--- start DATA FOR PROCESSING ---
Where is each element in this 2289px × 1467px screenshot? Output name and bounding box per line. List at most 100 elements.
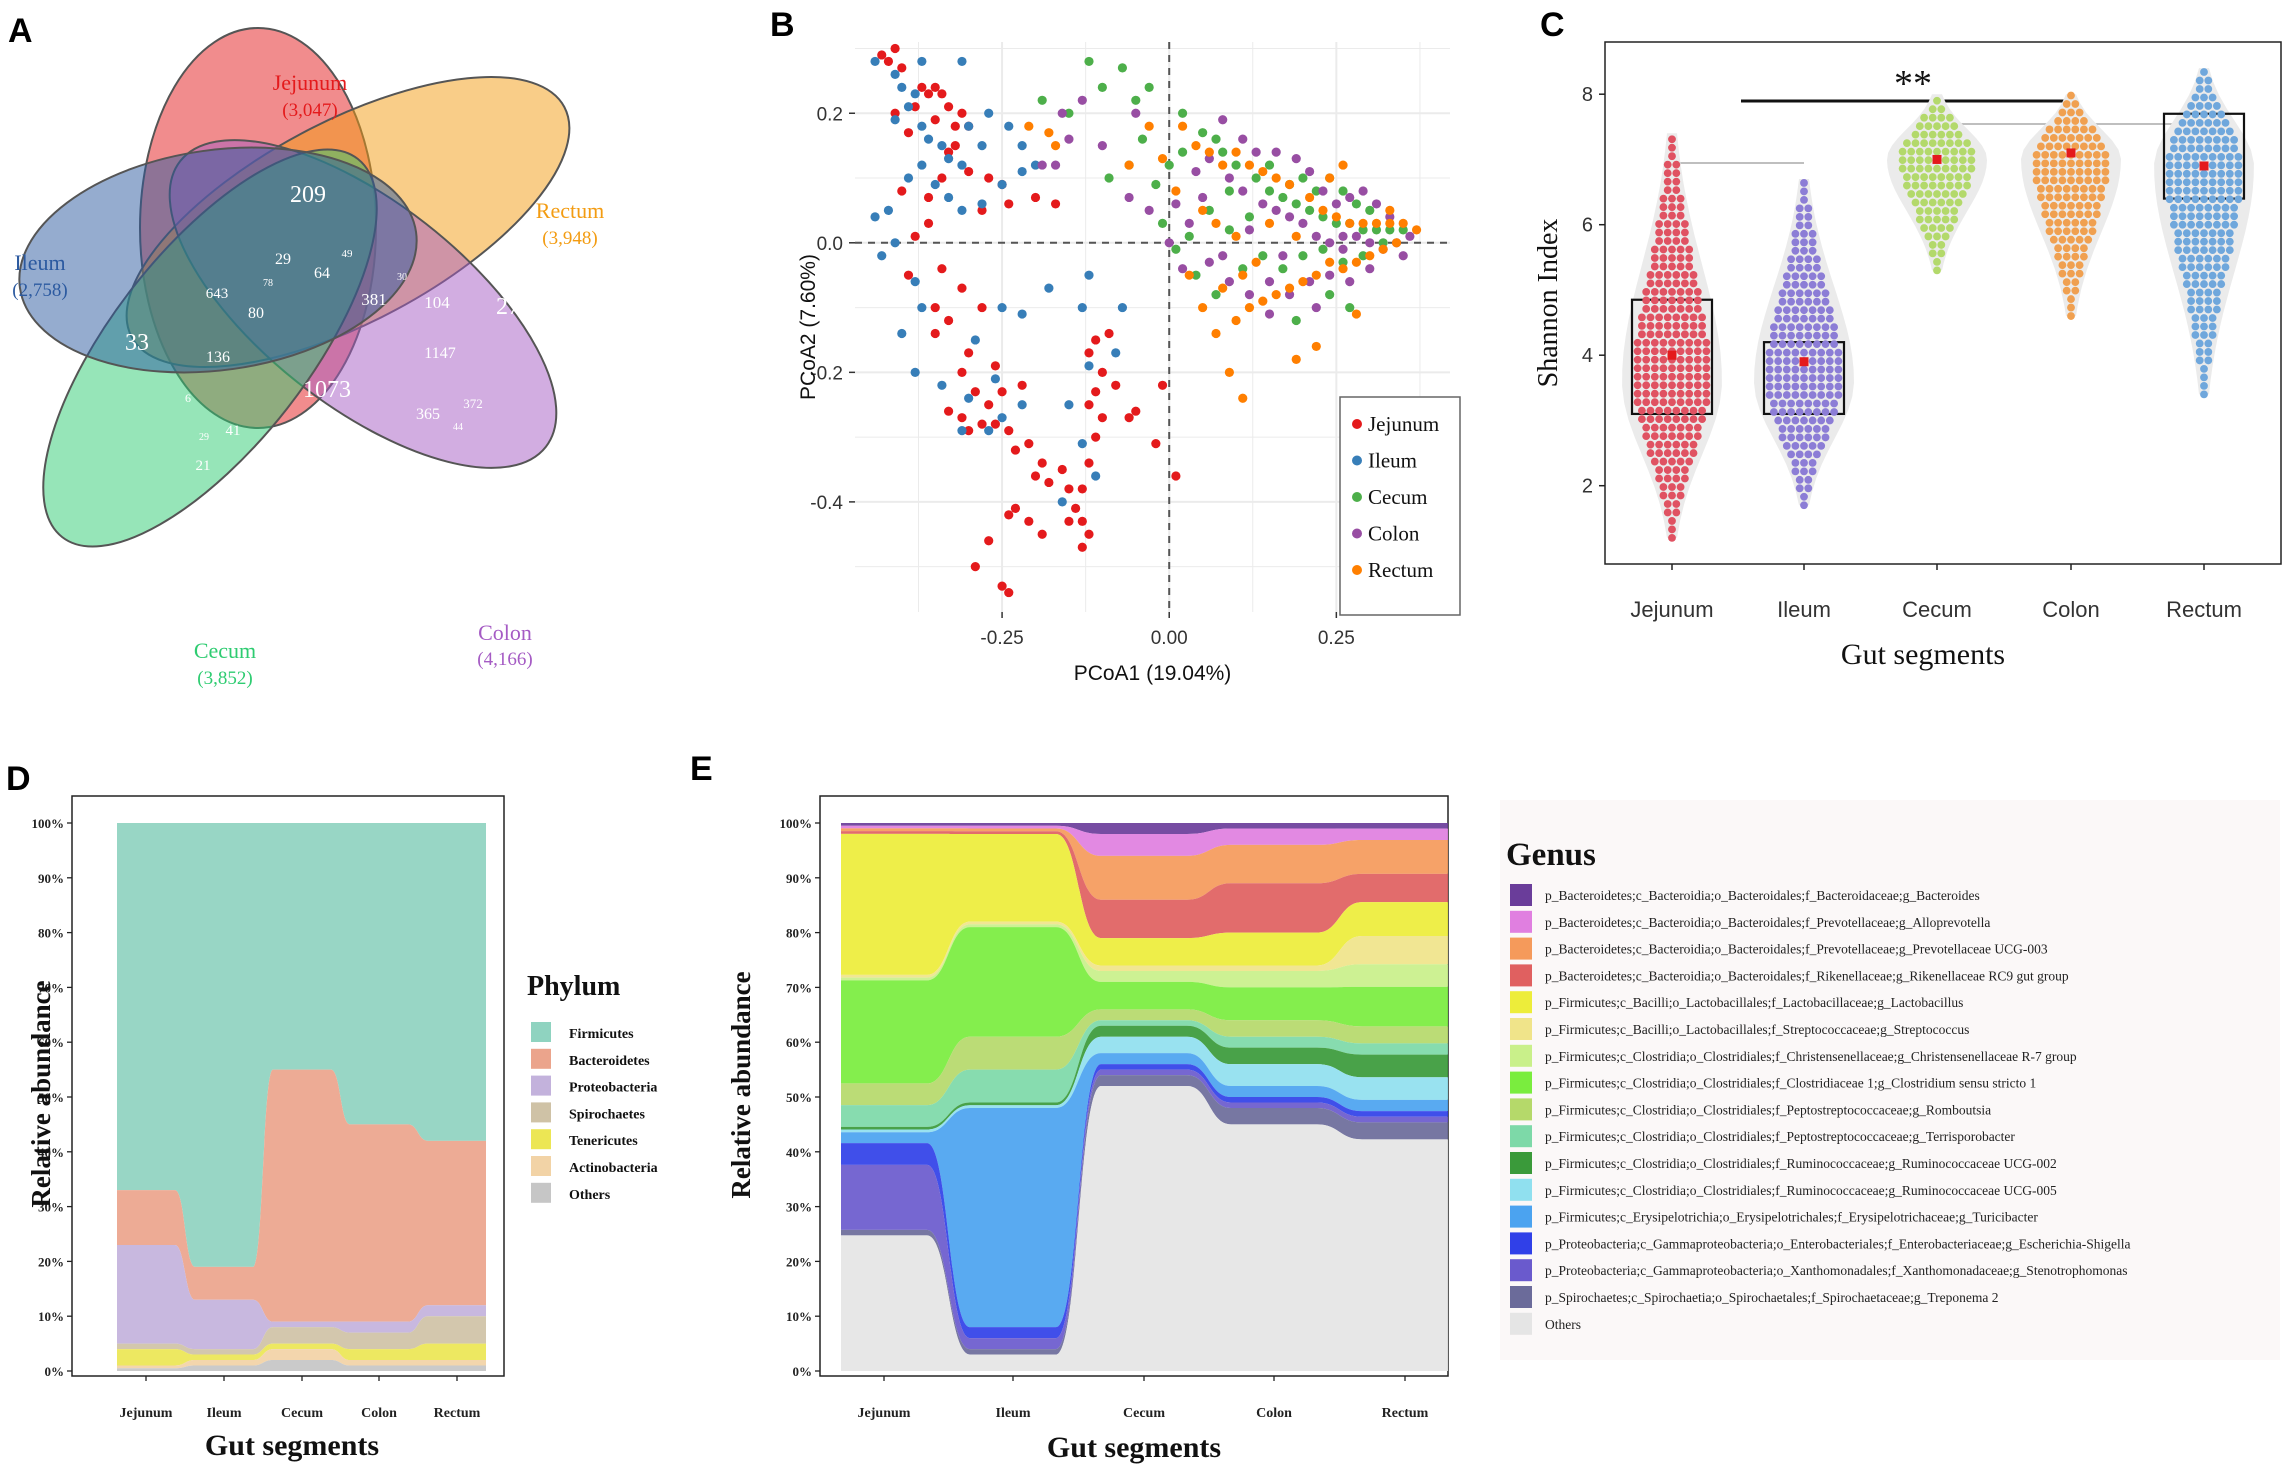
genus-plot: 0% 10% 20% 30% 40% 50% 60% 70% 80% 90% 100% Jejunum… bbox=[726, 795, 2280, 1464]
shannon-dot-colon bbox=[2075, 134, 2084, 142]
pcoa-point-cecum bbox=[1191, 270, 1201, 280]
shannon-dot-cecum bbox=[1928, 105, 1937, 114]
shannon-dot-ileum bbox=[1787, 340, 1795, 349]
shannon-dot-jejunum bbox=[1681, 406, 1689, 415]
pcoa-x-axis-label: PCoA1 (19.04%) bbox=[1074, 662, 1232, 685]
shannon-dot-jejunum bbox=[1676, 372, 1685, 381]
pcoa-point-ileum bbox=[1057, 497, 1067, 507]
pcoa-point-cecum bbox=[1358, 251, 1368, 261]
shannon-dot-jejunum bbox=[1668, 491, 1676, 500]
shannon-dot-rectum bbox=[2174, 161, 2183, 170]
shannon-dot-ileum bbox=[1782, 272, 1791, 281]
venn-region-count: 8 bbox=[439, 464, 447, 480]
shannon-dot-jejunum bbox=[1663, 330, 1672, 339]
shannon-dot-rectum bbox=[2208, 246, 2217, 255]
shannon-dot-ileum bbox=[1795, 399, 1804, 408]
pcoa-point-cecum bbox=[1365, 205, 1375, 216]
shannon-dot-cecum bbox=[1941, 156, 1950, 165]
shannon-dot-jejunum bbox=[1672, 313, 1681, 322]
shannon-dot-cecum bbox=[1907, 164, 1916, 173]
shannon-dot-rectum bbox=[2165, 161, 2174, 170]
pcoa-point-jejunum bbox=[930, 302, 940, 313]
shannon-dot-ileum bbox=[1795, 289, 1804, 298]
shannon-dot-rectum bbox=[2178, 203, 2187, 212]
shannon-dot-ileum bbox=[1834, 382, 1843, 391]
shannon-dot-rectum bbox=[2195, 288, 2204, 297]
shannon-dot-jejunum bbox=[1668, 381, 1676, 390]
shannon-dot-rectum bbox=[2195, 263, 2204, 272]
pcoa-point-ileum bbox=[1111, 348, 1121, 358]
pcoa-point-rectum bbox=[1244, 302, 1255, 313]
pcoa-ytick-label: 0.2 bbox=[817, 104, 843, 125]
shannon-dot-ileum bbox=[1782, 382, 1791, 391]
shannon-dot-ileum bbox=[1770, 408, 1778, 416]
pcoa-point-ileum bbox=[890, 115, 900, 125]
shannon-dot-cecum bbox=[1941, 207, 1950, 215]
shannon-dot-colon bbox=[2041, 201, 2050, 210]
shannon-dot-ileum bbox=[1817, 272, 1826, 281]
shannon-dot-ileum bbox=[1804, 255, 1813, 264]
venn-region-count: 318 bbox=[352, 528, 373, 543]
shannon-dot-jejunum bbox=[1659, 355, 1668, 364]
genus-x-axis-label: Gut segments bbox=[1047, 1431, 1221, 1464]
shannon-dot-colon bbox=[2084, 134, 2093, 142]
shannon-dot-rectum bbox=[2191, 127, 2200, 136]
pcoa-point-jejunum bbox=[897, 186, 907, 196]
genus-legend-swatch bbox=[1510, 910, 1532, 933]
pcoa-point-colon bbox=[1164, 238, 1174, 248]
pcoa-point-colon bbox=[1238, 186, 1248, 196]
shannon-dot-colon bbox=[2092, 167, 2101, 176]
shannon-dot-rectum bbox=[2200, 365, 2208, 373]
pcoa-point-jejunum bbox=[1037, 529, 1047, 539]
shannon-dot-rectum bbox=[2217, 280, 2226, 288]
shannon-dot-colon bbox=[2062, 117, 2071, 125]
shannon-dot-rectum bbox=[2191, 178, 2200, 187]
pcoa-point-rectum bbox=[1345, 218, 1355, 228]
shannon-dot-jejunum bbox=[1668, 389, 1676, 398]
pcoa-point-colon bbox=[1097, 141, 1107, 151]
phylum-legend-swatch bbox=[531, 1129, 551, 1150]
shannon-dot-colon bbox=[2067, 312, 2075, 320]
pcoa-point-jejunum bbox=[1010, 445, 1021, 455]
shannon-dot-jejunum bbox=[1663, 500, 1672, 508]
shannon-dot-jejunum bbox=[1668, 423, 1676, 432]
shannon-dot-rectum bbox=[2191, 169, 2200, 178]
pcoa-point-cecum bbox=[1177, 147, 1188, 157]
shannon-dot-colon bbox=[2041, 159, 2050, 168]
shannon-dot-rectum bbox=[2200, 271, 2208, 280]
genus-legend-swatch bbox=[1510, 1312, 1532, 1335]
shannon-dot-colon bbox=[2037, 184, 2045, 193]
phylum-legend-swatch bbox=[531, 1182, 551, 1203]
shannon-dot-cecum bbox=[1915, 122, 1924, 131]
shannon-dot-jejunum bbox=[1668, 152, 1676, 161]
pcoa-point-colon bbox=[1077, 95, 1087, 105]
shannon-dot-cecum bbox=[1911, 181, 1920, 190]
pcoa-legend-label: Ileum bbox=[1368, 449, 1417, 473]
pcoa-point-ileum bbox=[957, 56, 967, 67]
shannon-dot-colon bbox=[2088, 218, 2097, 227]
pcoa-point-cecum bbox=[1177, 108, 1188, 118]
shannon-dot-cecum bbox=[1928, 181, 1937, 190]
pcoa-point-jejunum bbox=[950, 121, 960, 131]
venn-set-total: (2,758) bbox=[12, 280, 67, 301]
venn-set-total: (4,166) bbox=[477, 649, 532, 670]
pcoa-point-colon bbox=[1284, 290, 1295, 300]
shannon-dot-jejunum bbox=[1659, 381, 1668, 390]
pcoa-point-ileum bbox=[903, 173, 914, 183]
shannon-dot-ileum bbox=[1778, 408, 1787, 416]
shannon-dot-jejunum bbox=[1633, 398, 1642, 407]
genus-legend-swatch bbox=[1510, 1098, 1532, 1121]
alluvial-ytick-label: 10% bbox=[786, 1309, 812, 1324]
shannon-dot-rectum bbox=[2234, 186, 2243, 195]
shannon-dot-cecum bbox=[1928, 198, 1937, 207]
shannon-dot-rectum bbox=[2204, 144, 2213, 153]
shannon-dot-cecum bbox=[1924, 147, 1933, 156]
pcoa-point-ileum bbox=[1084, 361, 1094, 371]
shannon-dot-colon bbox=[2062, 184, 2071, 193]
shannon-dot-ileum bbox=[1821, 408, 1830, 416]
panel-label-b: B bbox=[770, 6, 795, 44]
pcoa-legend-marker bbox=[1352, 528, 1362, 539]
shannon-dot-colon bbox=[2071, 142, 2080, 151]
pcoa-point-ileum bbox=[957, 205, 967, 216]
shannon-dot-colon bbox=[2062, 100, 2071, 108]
--- end DATA FOR PROCESSING ---
* **TASK REQUIREMENTS**: Copy word for word every line of the listing above, from the line containing "genus-plot: 0% 10%" down to the line containing "pcoa-point-cecum bbox=[1358, 251, 1368, 261]", both of those lines included.

* **REPLY TO THE TASK**:
genus-plot: 0% 10% 20% 30% 40% 50% 60% 70% 80% 90% 100% Jejunum… bbox=[726, 795, 2280, 1464]
shannon-dot-colon bbox=[2075, 134, 2084, 142]
pcoa-point-cecum bbox=[1191, 270, 1201, 280]
shannon-dot-cecum bbox=[1928, 105, 1937, 114]
shannon-dot-ileum bbox=[1787, 340, 1795, 349]
shannon-dot-jejunum bbox=[1681, 406, 1689, 415]
pcoa-x-axis-label: PCoA1 (19.04%) bbox=[1074, 662, 1232, 685]
shannon-dot-jejunum bbox=[1676, 372, 1685, 381]
pcoa-point-ileum bbox=[1057, 497, 1067, 507]
pcoa-point-cecum bbox=[1358, 251, 1368, 261]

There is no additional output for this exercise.